* RAW DATA:
┄┄┄┄┄┄┄┄┄┄

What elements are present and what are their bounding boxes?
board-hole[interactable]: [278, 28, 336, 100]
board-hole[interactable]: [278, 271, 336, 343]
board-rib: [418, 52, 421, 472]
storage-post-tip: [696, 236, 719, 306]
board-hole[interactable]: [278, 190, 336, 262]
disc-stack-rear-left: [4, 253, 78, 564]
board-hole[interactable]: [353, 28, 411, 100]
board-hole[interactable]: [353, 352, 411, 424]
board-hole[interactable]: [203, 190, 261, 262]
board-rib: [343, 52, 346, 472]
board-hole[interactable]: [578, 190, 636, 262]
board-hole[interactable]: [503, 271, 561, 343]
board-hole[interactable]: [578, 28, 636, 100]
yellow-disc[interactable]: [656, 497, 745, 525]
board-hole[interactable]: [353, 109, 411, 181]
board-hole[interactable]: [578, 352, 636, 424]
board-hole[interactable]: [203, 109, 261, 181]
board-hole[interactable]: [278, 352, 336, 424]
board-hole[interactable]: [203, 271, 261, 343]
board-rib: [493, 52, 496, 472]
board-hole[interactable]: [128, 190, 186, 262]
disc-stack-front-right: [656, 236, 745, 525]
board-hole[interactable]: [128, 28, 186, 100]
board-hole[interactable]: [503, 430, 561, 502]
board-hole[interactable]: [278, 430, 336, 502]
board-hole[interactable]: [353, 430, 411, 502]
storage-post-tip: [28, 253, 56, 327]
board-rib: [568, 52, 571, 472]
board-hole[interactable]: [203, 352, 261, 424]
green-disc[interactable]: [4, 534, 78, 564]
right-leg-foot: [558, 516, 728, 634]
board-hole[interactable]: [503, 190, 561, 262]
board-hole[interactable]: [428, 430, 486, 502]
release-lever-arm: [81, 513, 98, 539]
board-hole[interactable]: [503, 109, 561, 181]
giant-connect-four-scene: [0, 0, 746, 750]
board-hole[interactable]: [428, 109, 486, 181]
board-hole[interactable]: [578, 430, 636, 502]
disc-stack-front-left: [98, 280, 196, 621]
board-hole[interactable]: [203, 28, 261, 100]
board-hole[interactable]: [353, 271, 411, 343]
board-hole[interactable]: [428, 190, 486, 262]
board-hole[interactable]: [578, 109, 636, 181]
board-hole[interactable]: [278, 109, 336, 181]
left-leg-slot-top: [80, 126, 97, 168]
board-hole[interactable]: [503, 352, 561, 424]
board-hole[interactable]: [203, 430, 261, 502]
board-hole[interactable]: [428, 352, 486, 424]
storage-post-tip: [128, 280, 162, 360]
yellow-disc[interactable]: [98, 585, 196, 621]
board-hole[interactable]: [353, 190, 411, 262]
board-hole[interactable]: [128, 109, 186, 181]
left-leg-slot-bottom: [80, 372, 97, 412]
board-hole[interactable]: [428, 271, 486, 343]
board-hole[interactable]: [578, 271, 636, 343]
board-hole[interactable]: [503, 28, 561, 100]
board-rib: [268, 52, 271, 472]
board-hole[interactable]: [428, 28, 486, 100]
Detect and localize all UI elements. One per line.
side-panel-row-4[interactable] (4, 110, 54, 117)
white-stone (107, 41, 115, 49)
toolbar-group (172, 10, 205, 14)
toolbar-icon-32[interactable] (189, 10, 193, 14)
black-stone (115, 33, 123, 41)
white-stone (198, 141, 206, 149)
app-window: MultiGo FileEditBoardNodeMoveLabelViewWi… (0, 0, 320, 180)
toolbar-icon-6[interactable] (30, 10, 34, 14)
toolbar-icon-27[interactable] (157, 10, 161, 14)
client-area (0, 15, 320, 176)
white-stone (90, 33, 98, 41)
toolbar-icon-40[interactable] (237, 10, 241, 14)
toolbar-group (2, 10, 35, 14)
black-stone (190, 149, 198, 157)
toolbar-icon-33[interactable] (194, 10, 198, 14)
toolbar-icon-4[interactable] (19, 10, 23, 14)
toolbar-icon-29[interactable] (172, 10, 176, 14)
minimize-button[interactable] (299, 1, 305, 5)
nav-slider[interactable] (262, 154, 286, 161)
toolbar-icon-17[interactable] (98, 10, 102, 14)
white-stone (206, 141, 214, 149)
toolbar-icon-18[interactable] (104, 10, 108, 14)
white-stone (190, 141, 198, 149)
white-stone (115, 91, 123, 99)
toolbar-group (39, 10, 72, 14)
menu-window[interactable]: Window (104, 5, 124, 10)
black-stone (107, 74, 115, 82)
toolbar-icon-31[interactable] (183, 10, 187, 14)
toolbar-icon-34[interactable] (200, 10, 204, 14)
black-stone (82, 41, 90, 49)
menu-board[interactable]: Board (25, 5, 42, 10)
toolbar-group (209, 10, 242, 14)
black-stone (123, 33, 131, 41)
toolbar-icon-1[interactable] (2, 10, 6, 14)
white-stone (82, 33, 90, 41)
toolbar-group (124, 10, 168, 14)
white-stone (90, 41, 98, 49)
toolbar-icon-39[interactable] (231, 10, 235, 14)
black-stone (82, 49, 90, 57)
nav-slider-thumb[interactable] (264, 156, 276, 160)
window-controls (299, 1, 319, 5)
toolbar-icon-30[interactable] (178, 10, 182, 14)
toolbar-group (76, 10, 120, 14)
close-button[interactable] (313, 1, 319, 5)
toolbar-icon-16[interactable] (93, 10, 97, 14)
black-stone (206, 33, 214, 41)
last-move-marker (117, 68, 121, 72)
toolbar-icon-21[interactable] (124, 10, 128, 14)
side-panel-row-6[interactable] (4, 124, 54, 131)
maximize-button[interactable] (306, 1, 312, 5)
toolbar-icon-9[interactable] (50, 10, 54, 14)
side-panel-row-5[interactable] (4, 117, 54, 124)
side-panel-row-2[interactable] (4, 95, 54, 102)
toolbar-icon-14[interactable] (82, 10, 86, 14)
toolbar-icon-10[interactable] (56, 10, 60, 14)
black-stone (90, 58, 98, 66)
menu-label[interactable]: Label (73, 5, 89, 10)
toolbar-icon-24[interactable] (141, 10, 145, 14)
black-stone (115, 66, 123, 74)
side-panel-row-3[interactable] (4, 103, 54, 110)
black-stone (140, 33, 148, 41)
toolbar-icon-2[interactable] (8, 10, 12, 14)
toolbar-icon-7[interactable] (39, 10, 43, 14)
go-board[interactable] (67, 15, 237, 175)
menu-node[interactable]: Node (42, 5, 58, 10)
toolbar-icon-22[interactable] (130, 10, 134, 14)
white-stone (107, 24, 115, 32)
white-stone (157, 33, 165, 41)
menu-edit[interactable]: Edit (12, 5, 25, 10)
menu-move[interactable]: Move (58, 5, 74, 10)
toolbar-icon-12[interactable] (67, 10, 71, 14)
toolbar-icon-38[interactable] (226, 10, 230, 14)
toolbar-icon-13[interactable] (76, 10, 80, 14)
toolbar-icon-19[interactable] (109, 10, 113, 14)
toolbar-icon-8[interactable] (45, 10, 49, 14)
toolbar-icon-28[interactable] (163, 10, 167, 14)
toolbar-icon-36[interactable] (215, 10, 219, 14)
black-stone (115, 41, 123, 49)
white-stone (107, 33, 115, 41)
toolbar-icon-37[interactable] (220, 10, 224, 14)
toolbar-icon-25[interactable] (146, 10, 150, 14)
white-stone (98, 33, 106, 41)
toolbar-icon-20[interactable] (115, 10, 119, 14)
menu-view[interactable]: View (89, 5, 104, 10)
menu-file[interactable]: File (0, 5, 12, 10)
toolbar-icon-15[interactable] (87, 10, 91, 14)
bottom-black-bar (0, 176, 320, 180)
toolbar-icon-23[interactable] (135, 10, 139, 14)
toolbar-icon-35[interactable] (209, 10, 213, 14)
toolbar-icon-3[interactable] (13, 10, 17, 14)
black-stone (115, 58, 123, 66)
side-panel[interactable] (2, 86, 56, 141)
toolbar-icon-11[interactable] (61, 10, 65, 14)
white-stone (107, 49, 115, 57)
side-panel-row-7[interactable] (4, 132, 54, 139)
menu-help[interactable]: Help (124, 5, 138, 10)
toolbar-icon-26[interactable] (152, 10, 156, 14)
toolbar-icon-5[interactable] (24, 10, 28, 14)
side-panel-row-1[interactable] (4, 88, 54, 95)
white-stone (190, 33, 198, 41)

┄┄┄┄┄┄┄┄┄┄

* REQUIRED WORK:
Render the material from its first line through the line holding "release-lever-arm: [81, 513, 98, 539]", inclusive, as a Markdown table with the columns Row and Entry. Skip blank lines.

* OUTPUT FOR THIS TASK:
| Row | Entry |
|---|---|
| 1 | What elements are present and what are their bounding boxes? |
| 2 | board-hole[interactable]: [278, 28, 336, 100] |
| 3 | board-hole[interactable]: [278, 271, 336, 343] |
| 4 | board-rib: [418, 52, 421, 472] |
| 5 | storage-post-tip: [696, 236, 719, 306] |
| 6 | board-hole[interactable]: [278, 190, 336, 262] |
| 7 | disc-stack-rear-left: [4, 253, 78, 564] |
| 8 | board-hole[interactable]: [353, 28, 411, 100] |
| 9 | board-hole[interactable]: [353, 352, 411, 424] |
| 10 | board-hole[interactable]: [203, 190, 261, 262] |
| 11 | board-rib: [343, 52, 346, 472] |
| 12 | board-hole[interactable]: [578, 190, 636, 262] |
| 13 | board-hole[interactable]: [503, 271, 561, 343] |
| 14 | board-hole[interactable]: [578, 28, 636, 100] |
| 15 | yellow-disc[interactable]: [656, 497, 745, 525] |
| 16 | board-hole[interactable]: [353, 109, 411, 181] |
| 17 | board-hole[interactable]: [578, 352, 636, 424] |
| 18 | board-hole[interactable]: [203, 109, 261, 181] |
| 19 | board-hole[interactable]: [278, 352, 336, 424] |
| 20 | board-hole[interactable]: [203, 271, 261, 343] |
| 21 | board-rib: [493, 52, 496, 472] |
| 22 | board-hole[interactable]: [128, 190, 186, 262] |
| 23 | disc-stack-front-right: [656, 236, 745, 525] |
| 24 | board-hole[interactable]: [128, 28, 186, 100] |
| 25 | board-hole[interactable]: [503, 430, 561, 502] |
| 26 | board-hole[interactable]: [278, 430, 336, 502] |
| 27 | board-hole[interactable]: [353, 430, 411, 502] |
| 28 | storage-post-tip: [28, 253, 56, 327] |
| 29 | board-rib: [568, 52, 571, 472] |
| 30 | board-hole[interactable]: [203, 352, 261, 424] |
| 31 | green-disc[interactable]: [4, 534, 78, 564] |
| 32 | right-leg-foot: [558, 516, 728, 634] |
| 33 | board-hole[interactable]: [503, 190, 561, 262] |
| 34 | board-hole[interactable]: [428, 430, 486, 502] |
| 35 | release-lever-arm: [81, 513, 98, 539] |